▶ **Task requirements**: Find every line with "caption" in it, then report how many there are and nothing more.

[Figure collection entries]
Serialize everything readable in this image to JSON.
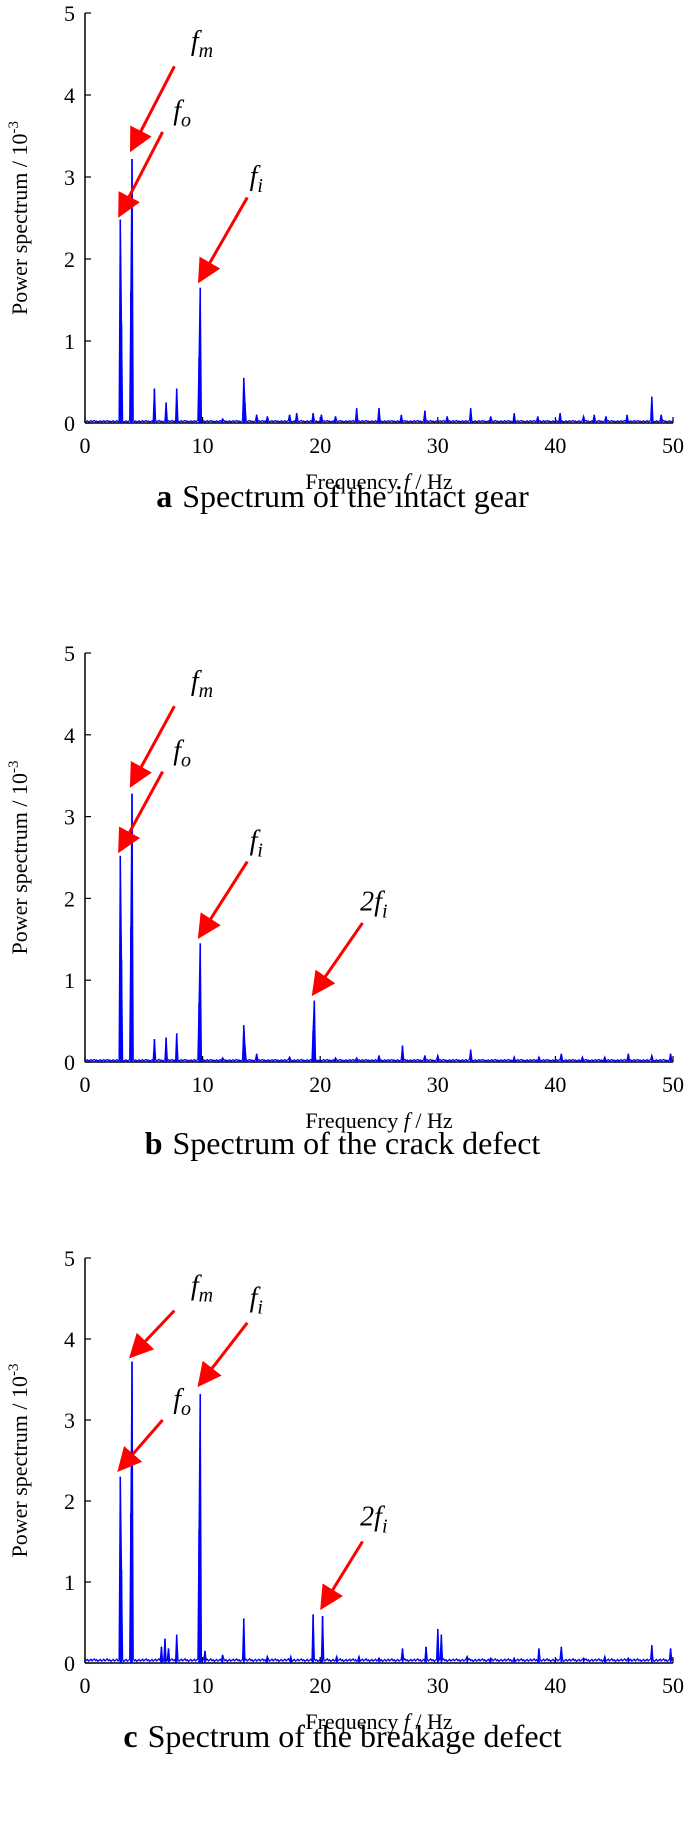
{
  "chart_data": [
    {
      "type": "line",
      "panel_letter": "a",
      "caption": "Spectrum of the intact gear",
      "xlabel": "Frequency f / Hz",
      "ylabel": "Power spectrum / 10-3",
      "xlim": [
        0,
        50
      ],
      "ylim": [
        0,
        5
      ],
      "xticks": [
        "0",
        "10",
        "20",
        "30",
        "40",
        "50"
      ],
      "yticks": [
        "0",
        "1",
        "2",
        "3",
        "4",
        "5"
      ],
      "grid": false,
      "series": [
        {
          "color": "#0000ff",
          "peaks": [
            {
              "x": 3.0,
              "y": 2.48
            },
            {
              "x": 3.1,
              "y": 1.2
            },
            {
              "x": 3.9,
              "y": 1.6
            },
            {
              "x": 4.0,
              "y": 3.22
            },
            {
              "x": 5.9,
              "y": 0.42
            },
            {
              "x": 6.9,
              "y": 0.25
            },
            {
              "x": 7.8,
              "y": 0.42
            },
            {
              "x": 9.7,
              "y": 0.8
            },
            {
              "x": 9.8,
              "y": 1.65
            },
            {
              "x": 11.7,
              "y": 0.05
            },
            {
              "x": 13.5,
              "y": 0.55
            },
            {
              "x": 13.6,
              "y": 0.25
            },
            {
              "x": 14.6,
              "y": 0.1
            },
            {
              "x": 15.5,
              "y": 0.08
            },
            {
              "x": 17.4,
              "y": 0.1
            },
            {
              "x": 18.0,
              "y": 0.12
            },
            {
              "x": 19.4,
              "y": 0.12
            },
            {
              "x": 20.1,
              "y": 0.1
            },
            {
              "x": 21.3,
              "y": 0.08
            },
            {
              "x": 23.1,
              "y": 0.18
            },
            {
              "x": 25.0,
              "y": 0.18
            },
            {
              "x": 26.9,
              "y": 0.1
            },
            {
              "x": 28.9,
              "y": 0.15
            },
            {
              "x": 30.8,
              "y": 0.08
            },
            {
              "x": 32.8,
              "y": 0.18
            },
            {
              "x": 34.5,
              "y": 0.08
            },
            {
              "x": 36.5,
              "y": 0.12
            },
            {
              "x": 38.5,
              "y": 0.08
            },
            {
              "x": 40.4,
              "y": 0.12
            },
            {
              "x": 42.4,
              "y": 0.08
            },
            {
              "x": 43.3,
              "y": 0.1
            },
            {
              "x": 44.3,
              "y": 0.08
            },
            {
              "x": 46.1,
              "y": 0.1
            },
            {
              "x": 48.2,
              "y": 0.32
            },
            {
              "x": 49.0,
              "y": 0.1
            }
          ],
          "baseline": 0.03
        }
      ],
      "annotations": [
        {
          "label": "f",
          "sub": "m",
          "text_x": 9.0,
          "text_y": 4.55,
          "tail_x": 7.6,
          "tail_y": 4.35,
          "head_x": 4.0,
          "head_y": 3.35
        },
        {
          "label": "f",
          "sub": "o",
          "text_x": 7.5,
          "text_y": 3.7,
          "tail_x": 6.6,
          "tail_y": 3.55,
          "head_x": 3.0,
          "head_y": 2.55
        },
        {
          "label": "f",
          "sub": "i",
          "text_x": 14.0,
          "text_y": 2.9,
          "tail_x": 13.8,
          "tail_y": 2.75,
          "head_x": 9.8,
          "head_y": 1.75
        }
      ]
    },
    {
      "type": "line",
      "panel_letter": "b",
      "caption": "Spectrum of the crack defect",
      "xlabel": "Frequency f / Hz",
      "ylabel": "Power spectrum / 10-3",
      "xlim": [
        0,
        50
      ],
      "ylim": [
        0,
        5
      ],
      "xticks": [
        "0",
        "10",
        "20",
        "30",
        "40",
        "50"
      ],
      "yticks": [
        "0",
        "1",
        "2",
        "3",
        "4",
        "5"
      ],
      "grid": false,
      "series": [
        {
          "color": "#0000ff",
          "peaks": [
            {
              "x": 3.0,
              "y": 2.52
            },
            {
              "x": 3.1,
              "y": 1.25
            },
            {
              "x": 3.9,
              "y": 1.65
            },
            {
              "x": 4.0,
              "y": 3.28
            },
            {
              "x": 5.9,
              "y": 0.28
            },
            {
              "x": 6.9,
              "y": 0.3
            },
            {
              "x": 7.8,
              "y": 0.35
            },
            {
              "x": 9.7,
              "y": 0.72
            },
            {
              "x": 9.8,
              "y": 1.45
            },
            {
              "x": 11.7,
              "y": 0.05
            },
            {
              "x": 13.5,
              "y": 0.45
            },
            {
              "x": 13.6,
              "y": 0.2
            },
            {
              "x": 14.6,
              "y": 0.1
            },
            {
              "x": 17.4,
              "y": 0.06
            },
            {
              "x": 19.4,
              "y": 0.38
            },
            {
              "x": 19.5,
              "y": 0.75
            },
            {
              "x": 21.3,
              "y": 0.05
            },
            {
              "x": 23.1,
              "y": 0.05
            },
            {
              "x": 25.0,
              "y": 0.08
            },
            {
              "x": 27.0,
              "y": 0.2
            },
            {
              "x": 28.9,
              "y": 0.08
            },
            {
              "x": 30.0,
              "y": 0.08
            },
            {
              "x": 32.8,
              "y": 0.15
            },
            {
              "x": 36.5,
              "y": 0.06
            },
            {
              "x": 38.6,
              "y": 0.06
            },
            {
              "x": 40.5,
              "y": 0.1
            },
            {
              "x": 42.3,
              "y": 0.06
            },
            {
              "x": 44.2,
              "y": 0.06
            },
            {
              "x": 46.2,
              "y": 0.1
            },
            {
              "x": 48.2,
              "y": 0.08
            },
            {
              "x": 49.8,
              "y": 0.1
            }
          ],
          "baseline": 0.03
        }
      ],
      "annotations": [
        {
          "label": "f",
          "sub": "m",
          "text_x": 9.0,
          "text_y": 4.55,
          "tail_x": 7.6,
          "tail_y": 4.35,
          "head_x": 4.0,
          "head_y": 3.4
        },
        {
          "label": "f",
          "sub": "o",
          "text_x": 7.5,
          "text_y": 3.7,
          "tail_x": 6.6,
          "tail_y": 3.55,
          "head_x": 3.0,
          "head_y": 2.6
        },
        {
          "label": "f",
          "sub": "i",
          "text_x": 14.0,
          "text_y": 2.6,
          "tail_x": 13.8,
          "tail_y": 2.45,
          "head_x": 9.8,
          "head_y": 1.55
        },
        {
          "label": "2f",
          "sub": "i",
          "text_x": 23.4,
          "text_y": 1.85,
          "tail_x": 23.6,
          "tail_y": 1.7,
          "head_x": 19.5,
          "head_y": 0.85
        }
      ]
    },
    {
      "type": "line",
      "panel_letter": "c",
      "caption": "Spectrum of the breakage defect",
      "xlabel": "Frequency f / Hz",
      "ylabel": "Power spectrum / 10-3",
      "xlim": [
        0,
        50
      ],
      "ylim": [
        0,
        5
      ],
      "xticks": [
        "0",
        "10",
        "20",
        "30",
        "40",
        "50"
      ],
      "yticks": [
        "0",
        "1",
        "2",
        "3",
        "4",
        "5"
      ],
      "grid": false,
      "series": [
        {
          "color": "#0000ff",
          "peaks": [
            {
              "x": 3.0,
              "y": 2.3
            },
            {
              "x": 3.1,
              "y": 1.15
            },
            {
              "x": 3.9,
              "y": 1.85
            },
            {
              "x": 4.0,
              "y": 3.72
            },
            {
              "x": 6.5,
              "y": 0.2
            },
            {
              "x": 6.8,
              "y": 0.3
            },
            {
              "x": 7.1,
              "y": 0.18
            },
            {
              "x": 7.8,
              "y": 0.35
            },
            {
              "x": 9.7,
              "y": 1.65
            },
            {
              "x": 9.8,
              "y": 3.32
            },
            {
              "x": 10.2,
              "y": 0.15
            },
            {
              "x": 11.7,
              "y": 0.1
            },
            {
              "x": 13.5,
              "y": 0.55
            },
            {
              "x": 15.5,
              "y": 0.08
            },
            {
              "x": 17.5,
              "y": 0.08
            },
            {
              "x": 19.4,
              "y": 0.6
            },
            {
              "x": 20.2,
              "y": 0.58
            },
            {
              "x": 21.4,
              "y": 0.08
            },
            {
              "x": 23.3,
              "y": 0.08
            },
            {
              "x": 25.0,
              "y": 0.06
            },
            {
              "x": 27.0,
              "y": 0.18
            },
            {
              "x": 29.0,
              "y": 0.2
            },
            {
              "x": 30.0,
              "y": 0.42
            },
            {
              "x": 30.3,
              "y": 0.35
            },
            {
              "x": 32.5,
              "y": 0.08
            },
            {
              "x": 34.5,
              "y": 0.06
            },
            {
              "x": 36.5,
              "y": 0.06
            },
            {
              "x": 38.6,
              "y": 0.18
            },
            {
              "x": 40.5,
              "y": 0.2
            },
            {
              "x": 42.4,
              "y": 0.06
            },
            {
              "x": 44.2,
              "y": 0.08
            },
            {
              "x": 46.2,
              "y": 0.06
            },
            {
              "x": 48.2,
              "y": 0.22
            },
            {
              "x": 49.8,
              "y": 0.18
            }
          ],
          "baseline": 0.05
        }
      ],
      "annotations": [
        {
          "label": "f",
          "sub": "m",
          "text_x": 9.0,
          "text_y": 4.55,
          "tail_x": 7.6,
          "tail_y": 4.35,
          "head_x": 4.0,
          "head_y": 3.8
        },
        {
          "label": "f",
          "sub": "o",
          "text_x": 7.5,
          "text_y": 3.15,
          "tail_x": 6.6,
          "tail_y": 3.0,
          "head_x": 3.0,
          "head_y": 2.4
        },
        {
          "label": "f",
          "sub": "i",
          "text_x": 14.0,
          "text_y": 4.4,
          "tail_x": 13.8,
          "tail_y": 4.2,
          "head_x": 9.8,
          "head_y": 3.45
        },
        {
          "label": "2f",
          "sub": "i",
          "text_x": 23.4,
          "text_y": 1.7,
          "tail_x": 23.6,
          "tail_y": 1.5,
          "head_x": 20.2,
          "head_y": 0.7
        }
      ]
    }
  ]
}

▶ **Result for this exercise**: 3